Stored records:
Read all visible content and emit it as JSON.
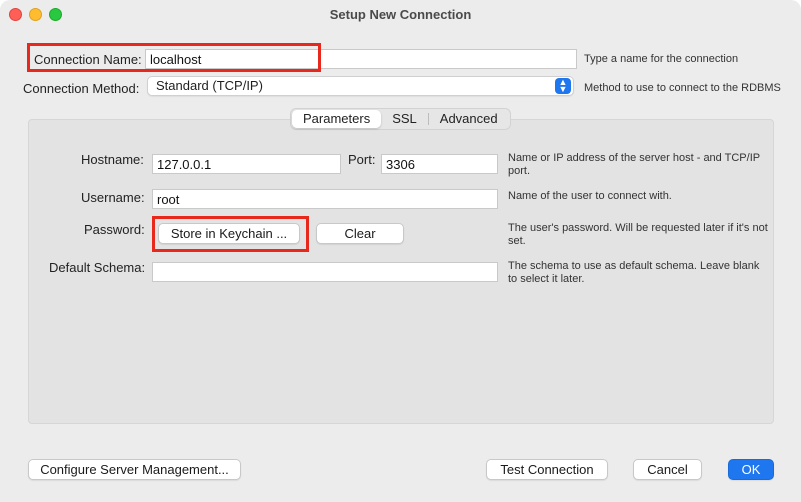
{
  "window": {
    "title": "Setup New Connection"
  },
  "connection": {
    "name_label": "Connection Name:",
    "name_value": "localhost",
    "name_hint": "Type a name for the connection",
    "method_label": "Connection Method:",
    "method_value": "Standard (TCP/IP)",
    "method_hint": "Method to use to connect to the RDBMS"
  },
  "tabs": [
    {
      "label": "Parameters",
      "active": true
    },
    {
      "label": "SSL",
      "active": false
    },
    {
      "label": "Advanced",
      "active": false
    }
  ],
  "parameters": {
    "hostname_label": "Hostname:",
    "hostname_value": "127.0.0.1",
    "port_label": "Port:",
    "port_value": "3306",
    "hostname_hint": "Name or IP address of the server host - and TCP/IP port.",
    "username_label": "Username:",
    "username_value": "root",
    "username_hint": "Name of the user to connect with.",
    "password_label": "Password:",
    "store_keychain_label": "Store in Keychain ...",
    "clear_label": "Clear",
    "password_hint": "The user's password. Will be requested later if it's not set.",
    "schema_label": "Default Schema:",
    "schema_value": "",
    "schema_hint": "The schema to use as default schema. Leave blank to select it later."
  },
  "footer": {
    "configure_label": "Configure Server Management...",
    "test_label": "Test Connection",
    "cancel_label": "Cancel",
    "ok_label": "OK"
  },
  "colors": {
    "accent": "#1f77ef",
    "highlight": "#e8271d"
  }
}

[WHAT IS ASKED]
Restate the whole of the material word for word without the pictures.

[RIGHT ANSWER]
Read all visible content and emit it as JSON.
{
  "window": {
    "title": "Setup New Connection"
  },
  "connection": {
    "name_label": "Connection Name:",
    "name_value": "localhost",
    "name_hint": "Type a name for the connection",
    "method_label": "Connection Method:",
    "method_value": "Standard (TCP/IP)",
    "method_hint": "Method to use to connect to the RDBMS"
  },
  "tabs": [
    {
      "label": "Parameters",
      "active": true
    },
    {
      "label": "SSL",
      "active": false
    },
    {
      "label": "Advanced",
      "active": false
    }
  ],
  "parameters": {
    "hostname_label": "Hostname:",
    "hostname_value": "127.0.0.1",
    "port_label": "Port:",
    "port_value": "3306",
    "hostname_hint": "Name or IP address of the server host - and TCP/IP port.",
    "username_label": "Username:",
    "username_value": "root",
    "username_hint": "Name of the user to connect with.",
    "password_label": "Password:",
    "store_keychain_label": "Store in Keychain ...",
    "clear_label": "Clear",
    "password_hint": "The user's password. Will be requested later if it's not set.",
    "schema_label": "Default Schema:",
    "schema_value": "",
    "schema_hint": "The schema to use as default schema. Leave blank to select it later."
  },
  "footer": {
    "configure_label": "Configure Server Management...",
    "test_label": "Test Connection",
    "cancel_label": "Cancel",
    "ok_label": "OK"
  },
  "colors": {
    "accent": "#1f77ef",
    "highlight": "#e8271d"
  }
}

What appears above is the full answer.